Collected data
— BEGIN —

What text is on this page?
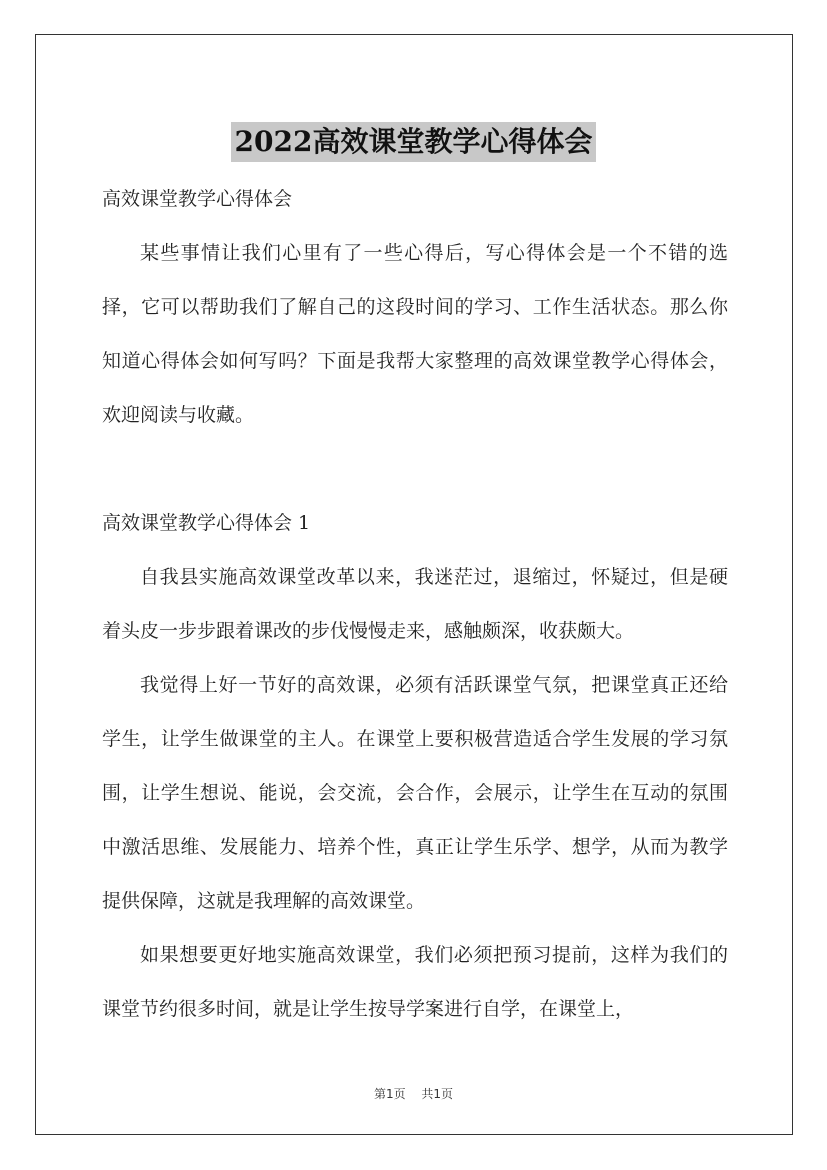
2022高效课堂教学心得体会

高效课堂教学心得体会

某些事情让我们心里有了一些心得后，写心得体会是一个不错的选择，它可以帮助我们了解自己的这段时间的学习、工作生活状态。那么你知道心得体会如何写吗？下面是我帮大家整理的高效课堂教学心得体会，欢迎阅读与收藏。

高效课堂教学心得体会 1

自我县实施高效课堂改革以来，我迷茫过，退缩过，怀疑过，但是硬着头皮一步步跟着课改的步伐慢慢走来，感触颇深，收获颇大。

我觉得上好一节好的高效课，必须有活跃课堂气氛，把课堂真正还给学生，让学生做课堂的主人。在课堂上要积极营造适合学生发展的学习氛围，让学生想说、能说，会交流，会合作，会展示，让学生在互动的氛围中激活思维、发展能力、培养个性，真正让学生乐学、想学，从而为教学提供保障，这就是我理解的高效课堂。

如果想要更好地实施高效课堂，我们必须把预习提前，这样为我们的课堂节约很多时间，就是让学生按导学案进行自学，在课堂上，

第1页 共1页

— END —

● The task: Make an exact copy of all entries above, dropping the images.

● Solution below:
What text is on this page?
2022高效课堂教学心得体会

高效课堂教学心得体会

某些事情让我们心里有了一些心得后，写心得体会是一个不错的选择，它可以帮助我们了解自己的这段时间的学习、工作生活状态。那么你知道心得体会如何写吗？下面是我帮大家整理的高效课堂教学心得体会，欢迎阅读与收藏。

高效课堂教学心得体会 1

自我县实施高效课堂改革以来，我迷茫过，退缩过，怀疑过，但是硬着头皮一步步跟着课改的步伐慢慢走来，感触颇深，收获颇大。

我觉得上好一节好的高效课，必须有活跃课堂气氛，把课堂真正还给学生，让学生做课堂的主人。在课堂上要积极营造适合学生发展的学习氛围，让学生想说、能说，会交流，会合作，会展示，让学生在互动的氛围中激活思维、发展能力、培养个性，真正让学生乐学、想学，从而为教学提供保障，这就是我理解的高效课堂。

如果想要更好地实施高效课堂，我们必须把预习提前，这样为我们的课堂节约很多时间，就是让学生按导学案进行自学，在课堂上，

第1页 共1页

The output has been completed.